Generation Kill holds a special place in my heart. It came out in 2008, and I religiously watched a whole two episodes of the show before I went to Parris Island. On Family Day, I picked the series up at the PX and sent it home to finish watching it. Since then, I’ve watched it a time or two and recently finished the series for the fourth or fifth time. Every time I watch it, I swear I find something new, from the hilarious background chatter to the expressions of background Marines.
Generation Kill is the true story of the 1st Recon Battalion’s push into Iraq in 2003. The story is based on the book written by Evan Wright, a journalist who worked for Rolling Stone magazine and was embedded with the Marines as they launched the invasion. The book is a bit of gonzo journalism. It doesn’t have a huge focus on the strategic maneuvers of the war. Instead, it focuses on the efforts of 1st Recon primarily on the men of Second Platoon, Bravo Company, with the most time spent with three Marines in an HMMWV.
The series stays fairly true to the book and tracks roughly two months during the initial invasion. It captures some of the lunacy of war, as well as the violence, chaos, and hilarity that the average infantry Marine dealt with.
Generation Kill – Nothing is average
Average infantry Marine? These guys are Recon! How dare you! That’s true. They are an elite, covert force designed to give commanders recon of valuable territory, but in the invasion of Iraq 1st Recon Battalion was more or less being used as conventional infantry. They weren’t being used for reconnaissance efforts.
This is often part of the frustration the men in the series feel. They’ve trained for years to be these elite Recon Marines and never get a real opportunity to do their job. Instead, they charge face-first into Iraq, leading the way at times.
The story follows the men as they navigate Iraq’s brutal terrain while wearing MOPP suits in over 100-degree heat to the occasional firefight and long stretches of boredom and lack of sleep. Our main HMMWV houses Sgt Brad’ Ice Man’ Colbert, Cpl Ray Person, LCPL James Trombley, and Evan “Rolling Stone” Wright.
The chemistry between Colbert and Person is amazing. Person is the tuned-up driver, sucking down Rip-Its, making boisterous claims, and complaining in the most creative of ways. He is often our tour guide to the Marine Corps and is always willing to very creatively explain the Marines’ culture, situation, and more to Evan Wright.

Data excerpt ->
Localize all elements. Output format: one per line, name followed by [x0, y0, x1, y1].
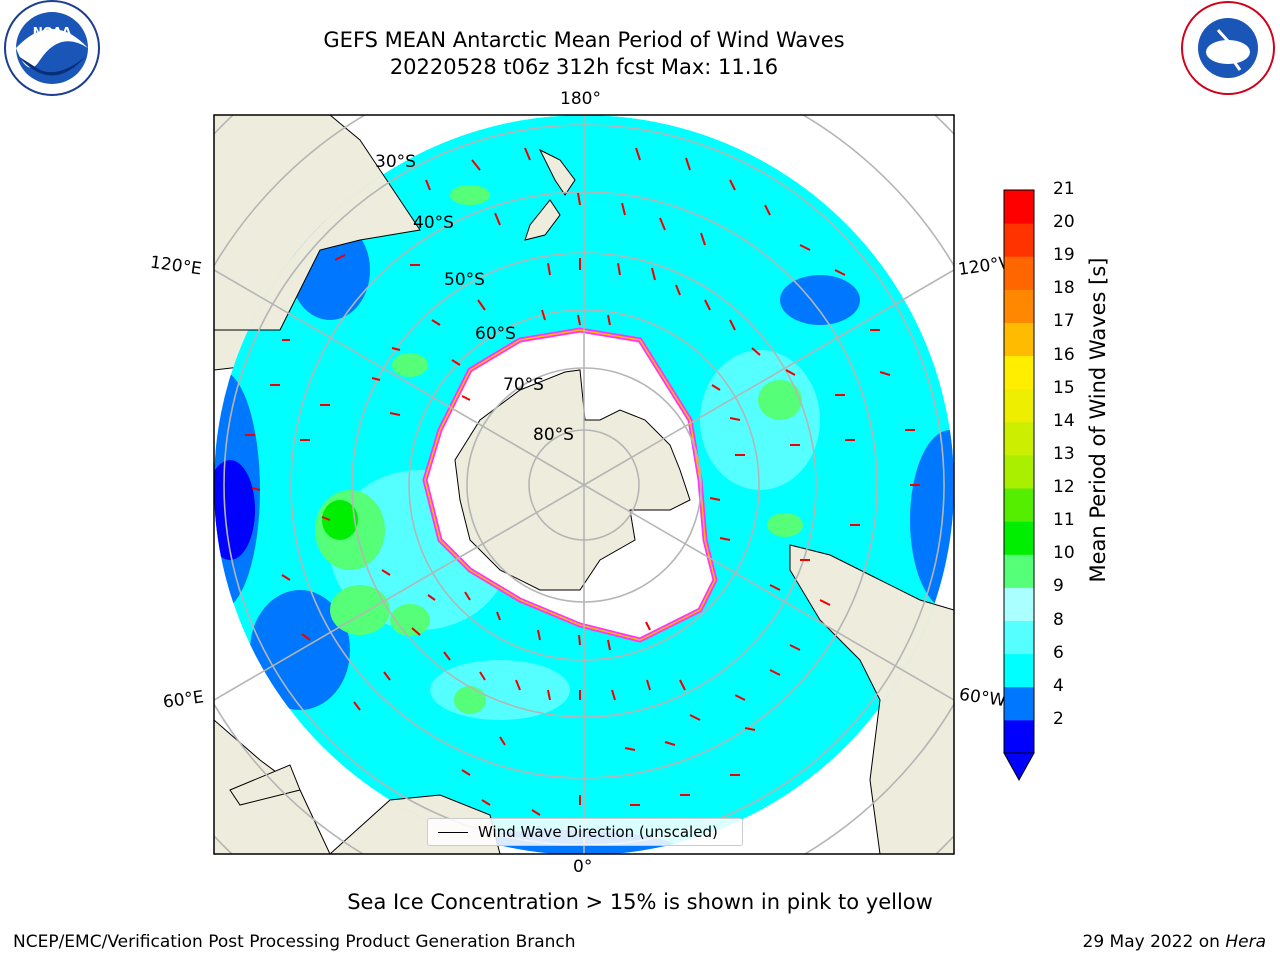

Set problem ->
According to the review of Generation Kill, which magazine did Evan Wright work for?

Exercise solution ->
Rolling Stone